**TASK BRIEF**
Return each entry exactly, with none missing.

[Dataset excerpt]

· · · ·

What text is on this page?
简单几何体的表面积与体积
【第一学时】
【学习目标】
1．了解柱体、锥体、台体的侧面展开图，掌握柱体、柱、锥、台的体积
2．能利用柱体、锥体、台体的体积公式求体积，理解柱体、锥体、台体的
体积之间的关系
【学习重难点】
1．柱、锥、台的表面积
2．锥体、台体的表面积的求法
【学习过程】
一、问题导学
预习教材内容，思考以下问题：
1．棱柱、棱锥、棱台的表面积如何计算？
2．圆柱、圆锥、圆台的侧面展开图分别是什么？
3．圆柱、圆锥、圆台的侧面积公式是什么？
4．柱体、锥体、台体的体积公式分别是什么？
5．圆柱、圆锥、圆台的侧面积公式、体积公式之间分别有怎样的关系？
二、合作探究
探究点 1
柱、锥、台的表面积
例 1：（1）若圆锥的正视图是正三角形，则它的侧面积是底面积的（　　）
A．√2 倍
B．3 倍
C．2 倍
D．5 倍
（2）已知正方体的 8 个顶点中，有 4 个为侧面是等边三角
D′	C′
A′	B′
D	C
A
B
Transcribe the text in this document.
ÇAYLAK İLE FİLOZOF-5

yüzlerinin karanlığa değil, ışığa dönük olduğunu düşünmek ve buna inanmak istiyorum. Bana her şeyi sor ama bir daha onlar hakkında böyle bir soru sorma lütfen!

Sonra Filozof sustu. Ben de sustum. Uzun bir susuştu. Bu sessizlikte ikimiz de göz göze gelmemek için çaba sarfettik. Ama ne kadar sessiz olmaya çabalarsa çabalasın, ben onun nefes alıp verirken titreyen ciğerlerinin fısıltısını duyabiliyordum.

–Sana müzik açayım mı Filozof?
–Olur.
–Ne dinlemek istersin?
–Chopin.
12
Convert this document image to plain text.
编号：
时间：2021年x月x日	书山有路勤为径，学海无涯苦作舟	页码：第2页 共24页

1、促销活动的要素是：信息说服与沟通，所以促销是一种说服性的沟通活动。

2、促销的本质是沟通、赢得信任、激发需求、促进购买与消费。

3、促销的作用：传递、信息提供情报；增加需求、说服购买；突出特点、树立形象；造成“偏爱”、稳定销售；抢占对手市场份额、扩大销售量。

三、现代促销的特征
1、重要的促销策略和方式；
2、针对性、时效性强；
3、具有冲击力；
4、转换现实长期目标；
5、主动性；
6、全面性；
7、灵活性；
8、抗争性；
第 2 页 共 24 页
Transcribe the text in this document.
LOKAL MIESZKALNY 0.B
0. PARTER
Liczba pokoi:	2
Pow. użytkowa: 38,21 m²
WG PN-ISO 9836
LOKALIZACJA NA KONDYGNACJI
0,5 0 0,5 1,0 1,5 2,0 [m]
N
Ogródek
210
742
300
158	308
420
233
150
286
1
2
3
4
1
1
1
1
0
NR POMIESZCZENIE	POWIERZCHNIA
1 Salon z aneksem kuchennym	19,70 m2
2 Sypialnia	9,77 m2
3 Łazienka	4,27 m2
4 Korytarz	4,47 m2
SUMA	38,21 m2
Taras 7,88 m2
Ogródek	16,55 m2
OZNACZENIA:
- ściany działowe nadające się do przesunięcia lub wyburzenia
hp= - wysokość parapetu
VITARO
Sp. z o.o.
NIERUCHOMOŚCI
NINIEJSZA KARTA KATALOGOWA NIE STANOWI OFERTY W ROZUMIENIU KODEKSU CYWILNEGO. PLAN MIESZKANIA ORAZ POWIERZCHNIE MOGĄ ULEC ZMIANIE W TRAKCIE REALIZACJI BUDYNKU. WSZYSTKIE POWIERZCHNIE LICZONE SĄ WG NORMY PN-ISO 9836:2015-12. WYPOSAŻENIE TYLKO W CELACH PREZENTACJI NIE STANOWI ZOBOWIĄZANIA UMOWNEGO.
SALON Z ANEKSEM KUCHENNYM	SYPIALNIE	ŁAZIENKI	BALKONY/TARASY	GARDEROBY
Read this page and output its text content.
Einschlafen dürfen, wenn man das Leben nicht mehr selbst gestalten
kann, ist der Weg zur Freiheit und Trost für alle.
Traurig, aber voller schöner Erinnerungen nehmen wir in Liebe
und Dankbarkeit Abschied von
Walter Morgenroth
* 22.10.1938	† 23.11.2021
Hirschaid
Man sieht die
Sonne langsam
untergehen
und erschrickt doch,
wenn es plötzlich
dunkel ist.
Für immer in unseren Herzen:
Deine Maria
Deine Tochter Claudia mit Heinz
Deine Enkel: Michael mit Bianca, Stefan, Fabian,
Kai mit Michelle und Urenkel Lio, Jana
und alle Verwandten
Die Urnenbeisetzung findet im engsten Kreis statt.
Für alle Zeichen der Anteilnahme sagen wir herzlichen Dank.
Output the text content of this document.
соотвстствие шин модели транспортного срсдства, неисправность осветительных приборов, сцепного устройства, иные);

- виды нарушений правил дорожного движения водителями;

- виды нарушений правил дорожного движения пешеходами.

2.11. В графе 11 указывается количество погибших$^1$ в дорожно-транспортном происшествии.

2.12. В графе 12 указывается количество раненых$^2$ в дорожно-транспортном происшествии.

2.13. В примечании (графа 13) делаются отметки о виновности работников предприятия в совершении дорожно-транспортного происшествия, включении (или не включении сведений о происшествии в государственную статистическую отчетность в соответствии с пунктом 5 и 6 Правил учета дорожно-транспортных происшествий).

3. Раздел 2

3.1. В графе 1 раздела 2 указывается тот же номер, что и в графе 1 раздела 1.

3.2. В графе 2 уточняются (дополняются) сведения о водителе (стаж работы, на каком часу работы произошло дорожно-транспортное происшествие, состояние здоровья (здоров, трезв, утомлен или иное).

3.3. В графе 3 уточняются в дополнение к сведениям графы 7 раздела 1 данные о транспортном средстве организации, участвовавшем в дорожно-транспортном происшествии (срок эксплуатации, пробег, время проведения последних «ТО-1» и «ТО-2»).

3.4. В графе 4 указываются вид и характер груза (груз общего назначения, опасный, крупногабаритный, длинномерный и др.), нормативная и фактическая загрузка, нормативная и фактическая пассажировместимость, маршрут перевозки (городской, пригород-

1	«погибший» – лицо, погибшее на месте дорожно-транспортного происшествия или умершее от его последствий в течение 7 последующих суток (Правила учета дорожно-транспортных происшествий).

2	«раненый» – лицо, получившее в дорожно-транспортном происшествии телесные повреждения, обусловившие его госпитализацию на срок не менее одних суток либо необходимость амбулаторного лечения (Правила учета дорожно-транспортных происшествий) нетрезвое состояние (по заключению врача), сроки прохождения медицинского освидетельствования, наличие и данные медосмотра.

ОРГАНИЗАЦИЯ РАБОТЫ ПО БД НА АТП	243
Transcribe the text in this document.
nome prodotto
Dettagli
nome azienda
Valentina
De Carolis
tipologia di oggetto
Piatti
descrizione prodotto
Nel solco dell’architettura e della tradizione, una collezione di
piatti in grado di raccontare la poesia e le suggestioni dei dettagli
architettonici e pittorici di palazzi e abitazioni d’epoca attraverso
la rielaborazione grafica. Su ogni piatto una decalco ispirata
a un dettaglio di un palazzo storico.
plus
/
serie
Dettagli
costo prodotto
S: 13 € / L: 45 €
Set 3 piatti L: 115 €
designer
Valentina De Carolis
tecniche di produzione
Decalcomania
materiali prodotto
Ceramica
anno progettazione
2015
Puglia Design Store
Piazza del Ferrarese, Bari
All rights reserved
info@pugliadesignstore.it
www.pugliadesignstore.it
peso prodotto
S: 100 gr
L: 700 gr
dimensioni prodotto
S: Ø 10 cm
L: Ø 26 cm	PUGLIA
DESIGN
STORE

· · · ·

**FINISHED TASK**
What text is on this page?
简单几何体的表面积与体积
【第一学时】
【学习目标】
1．了解柱体、锥体、台体的侧面展开图，掌握柱体、柱、锥、台的体积
2．能利用柱体、锥体、台体的体积公式求体积，理解柱体、锥体、台体的
体积之间的关系
【学习重难点】
1．柱、锥、台的表面积
2．锥体、台体的表面积的求法
【学习过程】
一、问题导学
预习教材内容，思考以下问题：
1．棱柱、棱锥、棱台的表面积如何计算？
2．圆柱、圆锥、圆台的侧面展开图分别是什么？
3．圆柱、圆锥、圆台的侧面积公式是什么？
4．柱体、锥体、台体的体积公式分别是什么？
5．圆柱、圆锥、圆台的侧面积公式、体积公式之间分别有怎样的关系？
二、合作探究
探究点 1
柱、锥、台的表面积
例 1：（1）若圆锥的正视图是正三角形，则它的侧面积是底面积的（　　）
A．√2 倍
B．3 倍
C．2 倍
D．5 倍
（2）已知正方体的 8 个顶点中，有 4 个为侧面是等边三角
D′	C′
A′	B′
D	C
A
B
Transcribe the text in this document.
ÇAYLAK İLE FİLOZOF-5

yüzlerinin karanlığa değil, ışığa dönük olduğunu düşünmek ve buna inanmak istiyorum. Bana her şeyi sor ama bir daha onlar hakkında böyle bir soru sorma lütfen!

Sonra Filozof sustu. Ben de sustum. Uzun bir susuştu. Bu sessizlikte ikimiz de göz göze gelmemek için çaba sarfettik. Ama ne kadar sessiz olmaya çabalarsa çabalasın, ben onun nefes alıp verirken titreyen ciğerlerinin fısıltısını duyabiliyordum.

–Sana müzik açayım mı Filozof?
–Olur.
–Ne dinlemek istersin?
–Chopin.
12
Convert this document image to plain text.
编号：
时间：2021年x月x日	书山有路勤为径，学海无涯苦作舟	页码：第2页 共24页

1、促销活动的要素是：信息说服与沟通，所以促销是一种说服性的沟通活动。

2、促销的本质是沟通、赢得信任、激发需求、促进购买与消费。

3、促销的作用：传递、信息提供情报；增加需求、说服购买；突出特点、树立形象；造成“偏爱”、稳定销售；抢占对手市场份额、扩大销售量。

三、现代促销的特征
1、重要的促销策略和方式；
2、针对性、时效性强；
3、具有冲击力；
4、转换现实长期目标；
5、主动性；
6、全面性；
7、灵活性；
8、抗争性；
第 2 页 共 24 页
Transcribe the text in this document.
LOKAL MIESZKALNY 0.B
0. PARTER
Liczba pokoi:	2
Pow. użytkowa: 38,21 m²
WG PN-ISO 9836
LOKALIZACJA NA KONDYGNACJI
0,5 0 0,5 1,0 1,5 2,0 [m]
N
Ogródek
210
742
300
158	308
420
233
150
286
1
2
3
4
1
1
1
1
0
NR POMIESZCZENIE	POWIERZCHNIA
1 Salon z aneksem kuchennym	19,70 m2
2 Sypialnia	9,77 m2
3 Łazienka	4,27 m2
4 Korytarz	4,47 m2
SUMA	38,21 m2
Taras 7,88 m2
Ogródek	16,55 m2
OZNACZENIA:
- ściany działowe nadające się do przesunięcia lub wyburzenia
hp= - wysokość parapetu
VITARO
Sp. z o.o.
NIERUCHOMOŚCI
NINIEJSZA KARTA KATALOGOWA NIE STANOWI OFERTY W ROZUMIENIU KODEKSU CYWILNEGO. PLAN MIESZKANIA ORAZ POWIERZCHNIE MOGĄ ULEC ZMIANIE W TRAKCIE REALIZACJI BUDYNKU. WSZYSTKIE POWIERZCHNIE LICZONE SĄ WG NORMY PN-ISO 9836:2015-12. WYPOSAŻENIE TYLKO W CELACH PREZENTACJI NIE STANOWI ZOBOWIĄZANIA UMOWNEGO.
SALON Z ANEKSEM KUCHENNYM	SYPIALNIE	ŁAZIENKI	BALKONY/TARASY	GARDEROBY
Read this page and output its text content.
Einschlafen dürfen, wenn man das Leben nicht mehr selbst gestalten
kann, ist der Weg zur Freiheit und Trost für alle.
Traurig, aber voller schöner Erinnerungen nehmen wir in Liebe
und Dankbarkeit Abschied von
Walter Morgenroth
* 22.10.1938	† 23.11.2021
Hirschaid
Man sieht die
Sonne langsam
untergehen
und erschrickt doch,
wenn es plötzlich
dunkel ist.
Für immer in unseren Herzen:
Deine Maria
Deine Tochter Claudia mit Heinz
Deine Enkel: Michael mit Bianca, Stefan, Fabian,
Kai mit Michelle und Urenkel Lio, Jana
und alle Verwandten
Die Urnenbeisetzung findet im engsten Kreis statt.
Für alle Zeichen der Anteilnahme sagen wir herzlichen Dank.
Output the text content of this document.
соотвстствие шин модели транспортного срсдства, неисправность осветительных приборов, сцепного устройства, иные);

- виды нарушений правил дорожного движения водителями;

- виды нарушений правил дорожного движения пешеходами.

2.11. В графе 11 указывается количество погибших$^1$ в дорожно-транспортном происшествии.

2.12. В графе 12 указывается количество раненых$^2$ в дорожно-транспортном происшествии.

2.13. В примечании (графа 13) делаются отметки о виновности работников предприятия в совершении дорожно-транспортного происшествия, включении (или не включении сведений о происшествии в государственную статистическую отчетность в соответствии с пунктом 5 и 6 Правил учета дорожно-транспортных происшествий).

3. Раздел 2

3.1. В графе 1 раздела 2 указывается тот же номер, что и в графе 1 раздела 1.

3.2. В графе 2 уточняются (дополняются) сведения о водителе (стаж работы, на каком часу работы произошло дорожно-транспортное происшествие, состояние здоровья (здоров, трезв, утомлен или иное).

3.3. В графе 3 уточняются в дополнение к сведениям графы 7 раздела 1 данные о транспортном средстве организации, участвовавшем в дорожно-транспортном происшествии (срок эксплуатации, пробег, время проведения последних «ТО-1» и «ТО-2»).

3.4. В графе 4 указываются вид и характер груза (груз общего назначения, опасный, крупногабаритный, длинномерный и др.), нормативная и фактическая загрузка, нормативная и фактическая пассажировместимость, маршрут перевозки (городской, пригород-

1	«погибший» – лицо, погибшее на месте дорожно-транспортного происшествия или умершее от его последствий в течение 7 последующих суток (Правила учета дорожно-транспортных происшествий).

2	«раненый» – лицо, получившее в дорожно-транспортном происшествии телесные повреждения, обусловившие его госпитализацию на срок не менее одних суток либо необходимость амбулаторного лечения (Правила учета дорожно-транспортных происшествий) нетрезвое состояние (по заключению врача), сроки прохождения медицинского освидетельствования, наличие и данные медосмотра.

ОРГАНИЗАЦИЯ РАБОТЫ ПО БД НА АТП	243
Transcribe the text in this document.
nome prodotto
Dettagli
nome azienda
Valentina
De Carolis
tipologia di oggetto
Piatti
descrizione prodotto
Nel solco dell’architettura e della tradizione, una collezione di
piatti in grado di raccontare la poesia e le suggestioni dei dettagli
architettonici e pittorici di palazzi e abitazioni d’epoca attraverso
la rielaborazione grafica. Su ogni piatto una decalco ispirata
a un dettaglio di un palazzo storico.
plus
/
serie
Dettagli
costo prodotto
S: 13 € / L: 45 €
Set 3 piatti L: 115 €
designer
Valentina De Carolis
tecniche di produzione
Decalcomania
materiali prodotto
Ceramica
anno progettazione
2015
Puglia Design Store
Piazza del Ferrarese, Bari
All rights reserved
info@pugliadesignstore.it
www.pugliadesignstore.it
peso prodotto
S: 100 gr
L: 700 gr
dimensioni prodotto
S: Ø 10 cm
L: Ø 26 cm	PUGLIA
DESIGN
STORE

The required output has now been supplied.